▶ [Task inputs]
#####
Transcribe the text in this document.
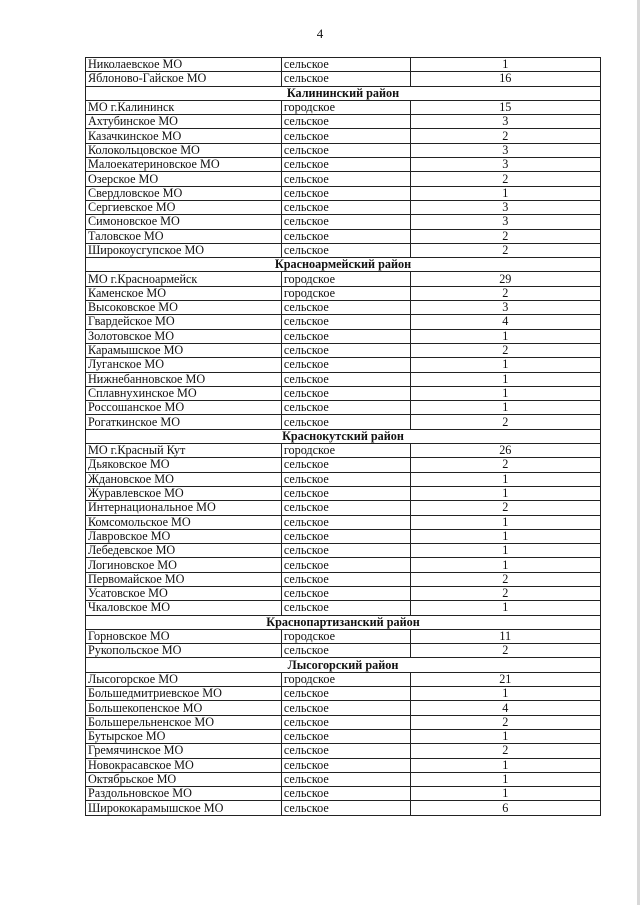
4
Николаевское МО	сельское	1
Яблоново-Гайское МО	сельское	16
Калининский район		
МО г.Калининск	городское	15
Ахтубинское МО	сельское	3
Казачкинское МО	сельское	2
Колокольцовское МО	сельское	3
Малоекатериновское МО	сельское	3
Озерское МО	сельское	2
Свердловское МО	сельское	1
Сергиевское МО	сельское	3
Симоновское МО	сельское	3
Таловское МО	сельское	2
Широкоусгупское МО	сельское	2
Красноармейский район		
МО г.Красноармейск	городское	29
Каменское МО	городское	2
Высоковское МО	сельское	3
Гвардейское МО	сельское	4
Золотовское МО	сельское	1
Карамышское МО	сельское	2
Луганское МО	сельское	1
Нижнебанновское МО	сельское	1
Сплавнухинское МО	сельское	1
Россошанское МО	сельское	1
Рогаткинское МО	сельское	2
Краснокутский район		
МО г.Красный Кут	городское	26
Дьяковское МО	сельское	2
Ждановское МО	сельское	1
Журавлевское МО	сельское	1
Интернациональное МО	сельское	2
Комсомольское МО	сельское	1
Лавровское МО	сельское	1
Лебедевское МО	сельское	1
Логиновское МО	сельское	1
Первомайское МО	сельское	2
Усатовское МО	сельское	2
Чкаловское МО	сельское	1
Краснопартизанский район		
Горновское МО	городское	11
Рукопольское МО	сельское	2
Лысогорский район		
Лысогорское МО	городское	21
Большедмитриевское МО	сельское	1
Большекопенское МО	сельское	4
Большерельненское МО	сельское	2
Бутырское МО	сельское	1
Гремячинское МО	сельское	2
Новокрасавское МО	сельское	1
Октябрьское МО	сельское	1
Раздольновское МО	сельское	1
Ширококарамышское МО	сельское	6
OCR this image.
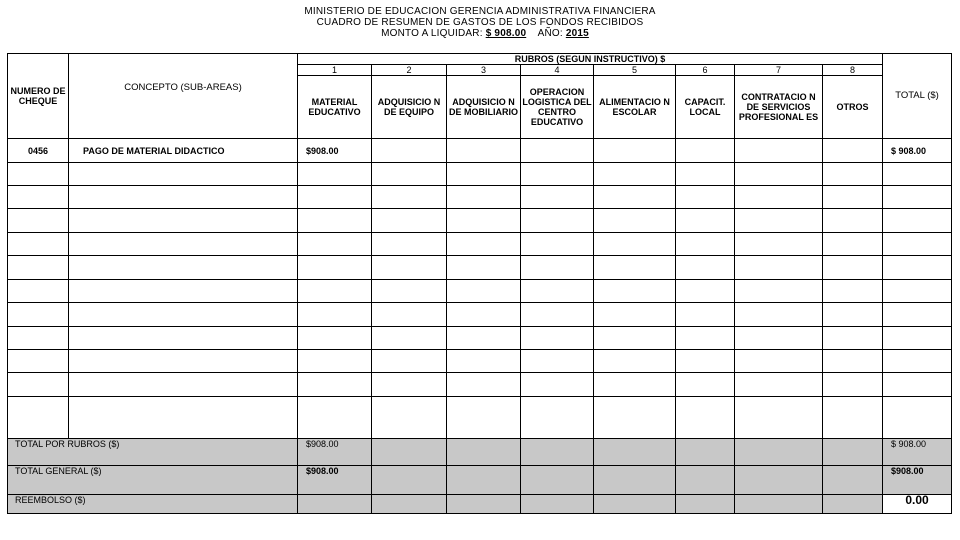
MINISTERIO DE EDUCACION GERENCIA ADMINISTRATIVA FINANCIERA
CUADRO DE RESUMEN DE GASTOS DE LOS FONDOS RECIBIDOS
MONTO A LIQUIDAR: $ 908.00 AÑO: 2015
NUMERO DE CHEQUE	CONCEPTO (SUB-AREAS)	RUBROS (SEGUN INSTRUCTIVO) $								TOTAL ($)
		1	2	3	4	5	6	7	8	
		MATERIAL EDUCATIVO	ADQUISICIO N DE EQUIPO	ADQUISICIO N DE MOBILIARIO	OPERACION LOGISTICA DEL CENTRO EDUCATIVO	ALIMENTACIO N ESCOLAR	CAPACIT. LOCAL	CONTRATACIO N DE SERVICIOS PROFESIONAL ES	OTROS	
0456	PAGO DE MATERIAL DIDACTICO	$908.00								$ 908.00

TOTAL POR RUBROS ($)		$908.00								$ 908.00
TOTAL GENERAL ($)		$908.00								$908.00
REEMBOLSO ($)										0.00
#####
Show each line in the entries that holds the string "this".

Transcribe the text in this document.
OCR this image.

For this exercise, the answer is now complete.